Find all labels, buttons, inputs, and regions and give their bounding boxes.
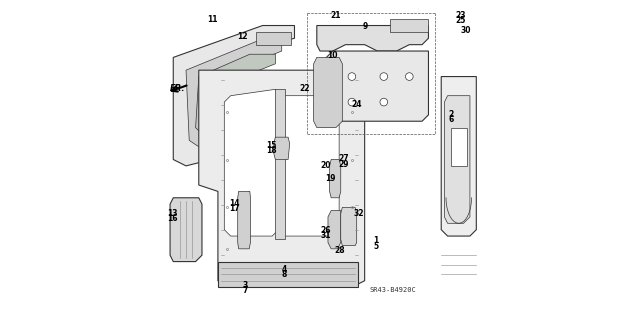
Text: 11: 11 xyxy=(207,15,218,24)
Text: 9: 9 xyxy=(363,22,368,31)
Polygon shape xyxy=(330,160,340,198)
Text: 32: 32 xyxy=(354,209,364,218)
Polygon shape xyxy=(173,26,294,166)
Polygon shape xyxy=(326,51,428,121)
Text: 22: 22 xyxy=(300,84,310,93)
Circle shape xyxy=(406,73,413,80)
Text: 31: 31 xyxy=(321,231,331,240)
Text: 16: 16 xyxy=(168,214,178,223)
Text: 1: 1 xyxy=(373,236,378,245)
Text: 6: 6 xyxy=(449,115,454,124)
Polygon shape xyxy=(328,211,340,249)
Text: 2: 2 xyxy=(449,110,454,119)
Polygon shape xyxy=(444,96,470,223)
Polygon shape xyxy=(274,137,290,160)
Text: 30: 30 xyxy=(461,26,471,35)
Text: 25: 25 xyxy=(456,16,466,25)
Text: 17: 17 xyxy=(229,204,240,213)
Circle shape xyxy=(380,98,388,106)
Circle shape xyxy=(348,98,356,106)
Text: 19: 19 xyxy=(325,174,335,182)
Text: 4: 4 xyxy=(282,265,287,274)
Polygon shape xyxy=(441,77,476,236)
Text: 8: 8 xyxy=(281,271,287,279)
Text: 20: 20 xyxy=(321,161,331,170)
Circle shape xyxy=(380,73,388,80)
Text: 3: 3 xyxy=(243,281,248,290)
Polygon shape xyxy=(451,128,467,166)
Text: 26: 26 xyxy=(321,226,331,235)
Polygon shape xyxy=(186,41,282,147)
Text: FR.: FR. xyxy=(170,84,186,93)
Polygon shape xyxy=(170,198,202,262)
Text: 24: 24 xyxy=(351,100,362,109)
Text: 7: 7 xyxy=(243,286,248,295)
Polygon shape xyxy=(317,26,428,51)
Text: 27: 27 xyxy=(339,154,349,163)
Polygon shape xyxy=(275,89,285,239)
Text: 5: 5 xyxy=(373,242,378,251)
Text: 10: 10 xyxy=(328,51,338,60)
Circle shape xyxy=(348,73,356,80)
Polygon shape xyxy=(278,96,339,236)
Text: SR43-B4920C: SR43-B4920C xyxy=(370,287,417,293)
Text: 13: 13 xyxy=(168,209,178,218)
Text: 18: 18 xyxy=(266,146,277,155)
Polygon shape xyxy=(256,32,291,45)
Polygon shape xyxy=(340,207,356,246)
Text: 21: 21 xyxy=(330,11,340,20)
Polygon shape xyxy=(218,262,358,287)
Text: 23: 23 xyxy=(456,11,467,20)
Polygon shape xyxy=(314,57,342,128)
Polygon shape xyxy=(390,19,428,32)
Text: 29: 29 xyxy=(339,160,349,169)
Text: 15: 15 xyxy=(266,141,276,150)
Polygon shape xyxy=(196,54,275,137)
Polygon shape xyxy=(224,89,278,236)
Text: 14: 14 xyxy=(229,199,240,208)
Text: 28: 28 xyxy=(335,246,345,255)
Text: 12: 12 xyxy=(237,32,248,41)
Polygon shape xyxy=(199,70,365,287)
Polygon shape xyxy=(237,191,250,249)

────────

--- Problem requirements ---
Write out these lines again with "Circle shape" replaced by "Round shape" each time it appears, changing nothing else. Leave the picture out.

--- Result ---
Find all labels, buttons, inputs, and regions and give their bounding boxes.
Text: 11: 11 xyxy=(207,15,218,24)
Text: 9: 9 xyxy=(363,22,368,31)
Polygon shape xyxy=(330,160,340,198)
Text: 32: 32 xyxy=(354,209,364,218)
Polygon shape xyxy=(173,26,294,166)
Polygon shape xyxy=(326,51,428,121)
Text: 22: 22 xyxy=(300,84,310,93)
Round shape xyxy=(406,73,413,80)
Text: 31: 31 xyxy=(321,231,331,240)
Text: 16: 16 xyxy=(168,214,178,223)
Text: 1: 1 xyxy=(373,236,378,245)
Text: 6: 6 xyxy=(449,115,454,124)
Polygon shape xyxy=(328,211,340,249)
Text: 2: 2 xyxy=(449,110,454,119)
Polygon shape xyxy=(444,96,470,223)
Polygon shape xyxy=(274,137,290,160)
Text: 30: 30 xyxy=(461,26,471,35)
Text: 25: 25 xyxy=(456,16,466,25)
Text: 17: 17 xyxy=(229,204,240,213)
Round shape xyxy=(380,98,388,106)
Round shape xyxy=(348,98,356,106)
Text: 19: 19 xyxy=(325,174,335,182)
Text: 4: 4 xyxy=(282,265,287,274)
Polygon shape xyxy=(441,77,476,236)
Text: 8: 8 xyxy=(281,271,287,279)
Text: 20: 20 xyxy=(321,161,331,170)
Round shape xyxy=(380,73,388,80)
Text: 3: 3 xyxy=(243,281,248,290)
Polygon shape xyxy=(451,128,467,166)
Text: 26: 26 xyxy=(321,226,331,235)
Polygon shape xyxy=(186,41,282,147)
Text: FR.: FR. xyxy=(170,84,186,93)
Polygon shape xyxy=(170,198,202,262)
Text: 24: 24 xyxy=(351,100,362,109)
Text: 7: 7 xyxy=(243,286,248,295)
Polygon shape xyxy=(317,26,428,51)
Text: 27: 27 xyxy=(339,154,349,163)
Polygon shape xyxy=(275,89,285,239)
Text: 5: 5 xyxy=(373,242,378,251)
Text: 10: 10 xyxy=(328,51,338,60)
Round shape xyxy=(348,73,356,80)
Polygon shape xyxy=(278,96,339,236)
Text: SR43-B4920C: SR43-B4920C xyxy=(370,287,417,293)
Text: 13: 13 xyxy=(168,209,178,218)
Text: 18: 18 xyxy=(266,146,277,155)
Polygon shape xyxy=(256,32,291,45)
Polygon shape xyxy=(340,207,356,246)
Text: 21: 21 xyxy=(330,11,340,20)
Polygon shape xyxy=(218,262,358,287)
Text: 23: 23 xyxy=(456,11,467,20)
Polygon shape xyxy=(314,57,342,128)
Polygon shape xyxy=(390,19,428,32)
Text: 29: 29 xyxy=(339,160,349,169)
Text: 15: 15 xyxy=(266,141,276,150)
Polygon shape xyxy=(196,54,275,137)
Polygon shape xyxy=(224,89,278,236)
Text: 14: 14 xyxy=(229,199,240,208)
Text: 28: 28 xyxy=(335,246,345,255)
Text: 12: 12 xyxy=(237,32,248,41)
Polygon shape xyxy=(199,70,365,287)
Polygon shape xyxy=(237,191,250,249)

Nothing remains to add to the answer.